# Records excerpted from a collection
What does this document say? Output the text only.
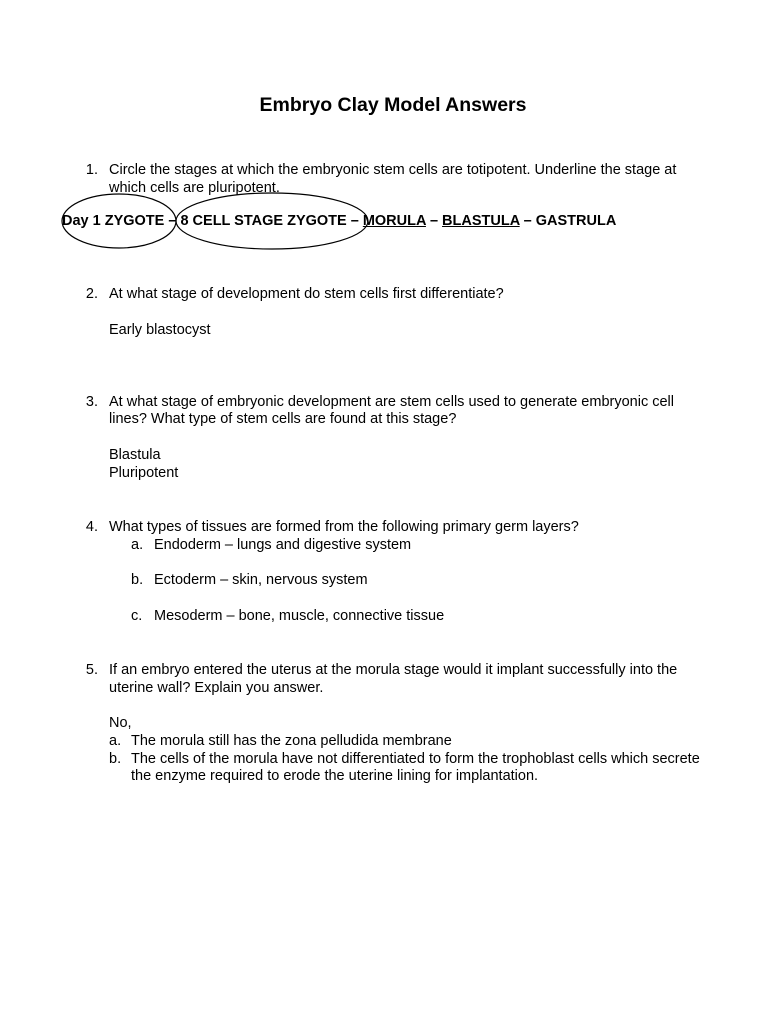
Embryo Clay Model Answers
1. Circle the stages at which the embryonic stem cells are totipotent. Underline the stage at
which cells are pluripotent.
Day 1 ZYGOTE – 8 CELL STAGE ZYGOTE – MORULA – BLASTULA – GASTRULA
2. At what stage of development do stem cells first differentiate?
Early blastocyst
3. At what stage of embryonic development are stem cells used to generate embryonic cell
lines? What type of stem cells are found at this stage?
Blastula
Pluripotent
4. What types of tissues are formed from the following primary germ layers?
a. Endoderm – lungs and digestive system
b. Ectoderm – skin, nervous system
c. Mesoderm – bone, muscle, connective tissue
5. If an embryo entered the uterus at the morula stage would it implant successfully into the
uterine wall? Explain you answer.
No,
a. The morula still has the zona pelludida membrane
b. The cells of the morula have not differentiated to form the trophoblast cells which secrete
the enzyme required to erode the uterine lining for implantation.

==

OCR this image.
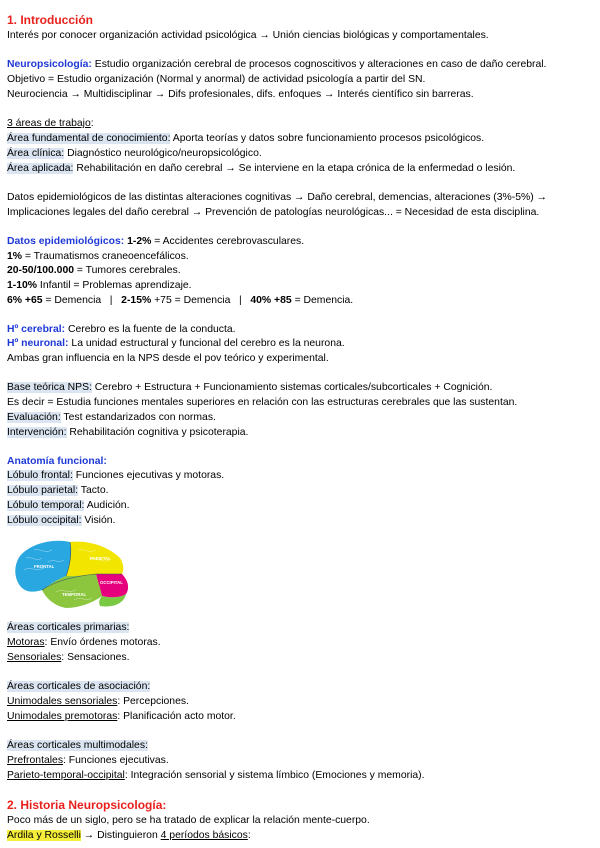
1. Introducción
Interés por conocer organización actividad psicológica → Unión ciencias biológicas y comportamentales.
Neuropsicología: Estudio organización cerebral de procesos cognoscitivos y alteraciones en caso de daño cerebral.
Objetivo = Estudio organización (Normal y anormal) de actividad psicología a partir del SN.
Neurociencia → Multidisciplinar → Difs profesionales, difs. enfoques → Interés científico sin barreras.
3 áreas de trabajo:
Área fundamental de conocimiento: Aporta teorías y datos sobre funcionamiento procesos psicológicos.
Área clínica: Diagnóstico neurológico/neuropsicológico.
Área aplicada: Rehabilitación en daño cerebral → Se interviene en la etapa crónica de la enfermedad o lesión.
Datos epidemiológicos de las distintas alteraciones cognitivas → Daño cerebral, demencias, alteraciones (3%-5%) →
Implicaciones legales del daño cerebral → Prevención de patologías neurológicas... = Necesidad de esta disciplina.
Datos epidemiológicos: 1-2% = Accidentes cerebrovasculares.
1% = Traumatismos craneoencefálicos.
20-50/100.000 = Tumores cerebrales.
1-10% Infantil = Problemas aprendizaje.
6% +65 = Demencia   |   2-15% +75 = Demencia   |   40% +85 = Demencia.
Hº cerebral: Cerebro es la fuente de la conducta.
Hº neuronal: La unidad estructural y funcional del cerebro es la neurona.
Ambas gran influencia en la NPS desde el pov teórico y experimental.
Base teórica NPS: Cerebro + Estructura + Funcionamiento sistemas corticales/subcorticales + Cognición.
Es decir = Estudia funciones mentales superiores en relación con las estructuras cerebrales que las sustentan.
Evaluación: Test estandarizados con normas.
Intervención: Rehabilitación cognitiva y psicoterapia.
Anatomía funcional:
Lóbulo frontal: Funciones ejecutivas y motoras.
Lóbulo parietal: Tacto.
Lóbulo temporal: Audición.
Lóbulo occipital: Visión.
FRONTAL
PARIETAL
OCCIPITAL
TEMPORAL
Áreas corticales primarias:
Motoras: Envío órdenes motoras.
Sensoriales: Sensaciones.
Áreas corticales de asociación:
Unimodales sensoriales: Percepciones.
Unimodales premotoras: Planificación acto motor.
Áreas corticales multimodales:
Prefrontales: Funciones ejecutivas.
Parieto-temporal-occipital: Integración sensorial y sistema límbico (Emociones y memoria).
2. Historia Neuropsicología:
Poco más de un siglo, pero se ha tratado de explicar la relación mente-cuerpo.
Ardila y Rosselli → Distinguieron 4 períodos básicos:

# What to work on
Provide the number of lines in these entries that hold the word "system", without any accompanying text.

# Result
2